_DATASET ROWS_.
>> Start

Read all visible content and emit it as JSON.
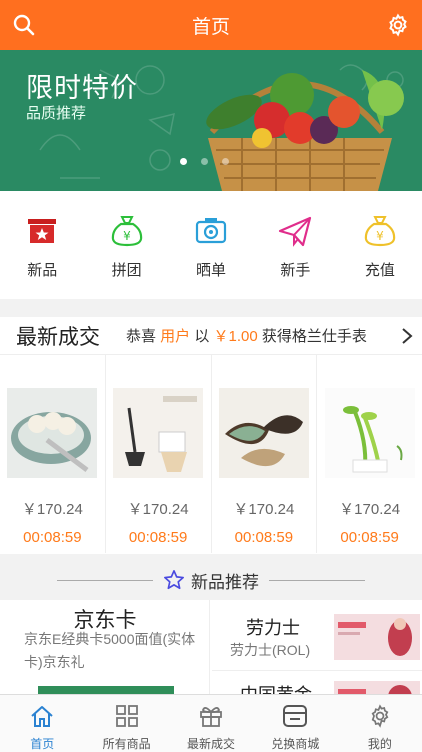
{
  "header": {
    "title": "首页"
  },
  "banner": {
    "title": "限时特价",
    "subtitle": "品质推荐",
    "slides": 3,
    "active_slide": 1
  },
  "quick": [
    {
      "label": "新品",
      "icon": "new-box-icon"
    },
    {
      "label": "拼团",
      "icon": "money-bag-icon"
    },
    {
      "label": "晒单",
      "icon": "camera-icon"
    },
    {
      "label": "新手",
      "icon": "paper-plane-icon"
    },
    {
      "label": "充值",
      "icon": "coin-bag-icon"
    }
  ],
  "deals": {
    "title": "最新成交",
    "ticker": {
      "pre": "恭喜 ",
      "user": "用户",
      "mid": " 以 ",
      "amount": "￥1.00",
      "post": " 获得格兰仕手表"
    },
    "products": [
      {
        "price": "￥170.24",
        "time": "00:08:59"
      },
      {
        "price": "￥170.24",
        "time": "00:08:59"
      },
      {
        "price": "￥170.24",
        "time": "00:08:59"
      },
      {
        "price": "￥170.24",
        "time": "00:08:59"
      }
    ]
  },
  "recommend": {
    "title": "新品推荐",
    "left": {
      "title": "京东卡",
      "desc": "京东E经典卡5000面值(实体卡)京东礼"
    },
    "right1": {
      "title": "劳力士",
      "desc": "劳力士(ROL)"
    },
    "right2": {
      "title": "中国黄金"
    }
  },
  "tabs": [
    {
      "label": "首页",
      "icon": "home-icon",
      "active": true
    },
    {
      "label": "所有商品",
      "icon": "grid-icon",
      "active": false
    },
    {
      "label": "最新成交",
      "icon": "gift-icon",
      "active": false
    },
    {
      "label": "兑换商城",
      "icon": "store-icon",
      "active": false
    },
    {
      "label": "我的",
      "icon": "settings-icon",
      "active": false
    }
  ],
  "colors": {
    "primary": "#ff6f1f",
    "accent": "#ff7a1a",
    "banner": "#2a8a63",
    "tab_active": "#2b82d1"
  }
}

>> End

_JOB_. Copy out each line exactly, without the pictures.

_TASK RESULT_.
Read all visible content and emit it as JSON.
{
  "header": {
    "title": "首页"
  },
  "banner": {
    "title": "限时特价",
    "subtitle": "品质推荐",
    "slides": 3,
    "active_slide": 1
  },
  "quick": [
    {
      "label": "新品",
      "icon": "new-box-icon"
    },
    {
      "label": "拼团",
      "icon": "money-bag-icon"
    },
    {
      "label": "晒单",
      "icon": "camera-icon"
    },
    {
      "label": "新手",
      "icon": "paper-plane-icon"
    },
    {
      "label": "充值",
      "icon": "coin-bag-icon"
    }
  ],
  "deals": {
    "title": "最新成交",
    "ticker": {
      "pre": "恭喜 ",
      "user": "用户",
      "mid": " 以 ",
      "amount": "￥1.00",
      "post": " 获得格兰仕手表"
    },
    "products": [
      {
        "price": "￥170.24",
        "time": "00:08:59"
      },
      {
        "price": "￥170.24",
        "time": "00:08:59"
      },
      {
        "price": "￥170.24",
        "time": "00:08:59"
      },
      {
        "price": "￥170.24",
        "time": "00:08:59"
      }
    ]
  },
  "recommend": {
    "title": "新品推荐",
    "left": {
      "title": "京东卡",
      "desc": "京东E经典卡5000面值(实体卡)京东礼"
    },
    "right1": {
      "title": "劳力士",
      "desc": "劳力士(ROL)"
    },
    "right2": {
      "title": "中国黄金"
    }
  },
  "tabs": [
    {
      "label": "首页",
      "icon": "home-icon",
      "active": true
    },
    {
      "label": "所有商品",
      "icon": "grid-icon",
      "active": false
    },
    {
      "label": "最新成交",
      "icon": "gift-icon",
      "active": false
    },
    {
      "label": "兑换商城",
      "icon": "store-icon",
      "active": false
    },
    {
      "label": "我的",
      "icon": "settings-icon",
      "active": false
    }
  ],
  "colors": {
    "primary": "#ff6f1f",
    "accent": "#ff7a1a",
    "banner": "#2a8a63",
    "tab_active": "#2b82d1"
  }
}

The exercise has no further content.